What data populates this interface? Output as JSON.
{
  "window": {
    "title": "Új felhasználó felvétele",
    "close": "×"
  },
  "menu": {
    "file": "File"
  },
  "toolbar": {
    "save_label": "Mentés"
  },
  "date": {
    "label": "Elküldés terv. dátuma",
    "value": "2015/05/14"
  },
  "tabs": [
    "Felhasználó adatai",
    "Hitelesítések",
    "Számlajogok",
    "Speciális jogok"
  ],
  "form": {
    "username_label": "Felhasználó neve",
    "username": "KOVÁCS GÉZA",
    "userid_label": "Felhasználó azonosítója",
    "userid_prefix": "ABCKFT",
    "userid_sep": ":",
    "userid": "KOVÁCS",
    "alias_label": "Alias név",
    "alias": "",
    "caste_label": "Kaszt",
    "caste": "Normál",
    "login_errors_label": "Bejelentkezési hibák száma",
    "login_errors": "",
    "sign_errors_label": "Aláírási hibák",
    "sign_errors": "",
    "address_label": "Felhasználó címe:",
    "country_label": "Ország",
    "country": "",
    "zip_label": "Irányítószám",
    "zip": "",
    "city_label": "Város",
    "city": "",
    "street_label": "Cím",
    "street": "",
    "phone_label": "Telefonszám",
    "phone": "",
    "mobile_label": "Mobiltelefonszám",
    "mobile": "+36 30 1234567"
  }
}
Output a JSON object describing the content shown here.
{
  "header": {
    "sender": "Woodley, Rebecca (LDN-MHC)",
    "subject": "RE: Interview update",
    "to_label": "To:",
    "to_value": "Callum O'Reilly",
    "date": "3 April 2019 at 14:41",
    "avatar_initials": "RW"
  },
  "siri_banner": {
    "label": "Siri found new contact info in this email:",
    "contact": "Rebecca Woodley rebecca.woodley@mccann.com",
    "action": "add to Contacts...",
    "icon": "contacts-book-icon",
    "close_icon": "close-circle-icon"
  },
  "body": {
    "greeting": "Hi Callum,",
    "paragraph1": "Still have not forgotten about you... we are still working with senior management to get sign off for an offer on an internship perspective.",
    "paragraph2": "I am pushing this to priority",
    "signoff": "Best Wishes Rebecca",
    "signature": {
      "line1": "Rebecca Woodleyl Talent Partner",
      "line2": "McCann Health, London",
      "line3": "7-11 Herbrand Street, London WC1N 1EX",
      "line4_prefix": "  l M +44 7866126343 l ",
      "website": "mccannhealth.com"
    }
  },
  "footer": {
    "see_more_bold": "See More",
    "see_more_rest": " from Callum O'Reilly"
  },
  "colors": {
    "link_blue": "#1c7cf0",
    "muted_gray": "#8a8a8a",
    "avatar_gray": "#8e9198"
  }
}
= = = = =
Extract the complete listing above, reproducing each line exactly.

What data populates this interface? Output as JSON.
{
  "window": {
    "title": "Új felhasználó felvétele",
    "close": "×"
  },
  "menu": {
    "file": "File"
  },
  "toolbar": {
    "save_label": "Mentés"
  },
  "date": {
    "label": "Elküldés terv. dátuma",
    "value": "2015/05/14"
  },
  "tabs": [
    "Felhasználó adatai",
    "Hitelesítések",
    "Számlajogok",
    "Speciális jogok"
  ],
  "form": {
    "username_label": "Felhasználó neve",
    "username": "KOVÁCS GÉZA",
    "userid_label": "Felhasználó azonosítója",
    "userid_prefix": "ABCKFT",
    "userid_sep": ":",
    "userid": "KOVÁCS",
    "alias_label": "Alias név",
    "alias": "",
    "caste_label": "Kaszt",
    "caste": "Normál",
    "login_errors_label": "Bejelentkezési hibák száma",
    "login_errors": "",
    "sign_errors_label": "Aláírási hibák",
    "sign_errors": "",
    "address_label": "Felhasználó címe:",
    "country_label": "Ország",
    "country": "",
    "zip_label": "Irányítószám",
    "zip": "",
    "city_label": "Város",
    "city": "",
    "street_label": "Cím",
    "street": "",
    "phone_label": "Telefonszám",
    "phone": "",
    "mobile_label": "Mobiltelefonszám",
    "mobile": "+36 30 1234567"
  }
}
Output a JSON object describing the content shown here.
{
  "header": {
    "sender": "Woodley, Rebecca (LDN-MHC)",
    "subject": "RE: Interview update",
    "to_label": "To:",
    "to_value": "Callum O'Reilly",
    "date": "3 April 2019 at 14:41",
    "avatar_initials": "RW"
  },
  "siri_banner": {
    "label": "Siri found new contact info in this email:",
    "contact": "Rebecca Woodley rebecca.woodley@mccann.com",
    "action": "add to Contacts...",
    "icon": "contacts-book-icon",
    "close_icon": "close-circle-icon"
  },
  "body": {
    "greeting": "Hi Callum,",
    "paragraph1": "Still have not forgotten about you... we are still working with senior management to get sign off for an offer on an internship perspective.",
    "paragraph2": "I am pushing this to priority",
    "signoff": "Best Wishes Rebecca",
    "signature": {
      "line1": "Rebecca Woodleyl Talent Partner",
      "line2": "McCann Health, London",
      "line3": "7-11 Herbrand Street, London WC1N 1EX",
      "line4_prefix": "  l M +44 7866126343 l ",
      "website": "mccannhealth.com"
    }
  },
  "footer": {
    "see_more_bold": "See More",
    "see_more_rest": " from Callum O'Reilly"
  },
  "colors": {
    "link_blue": "#1c7cf0",
    "muted_gray": "#8a8a8a",
    "avatar_gray": "#8e9198"
  }
}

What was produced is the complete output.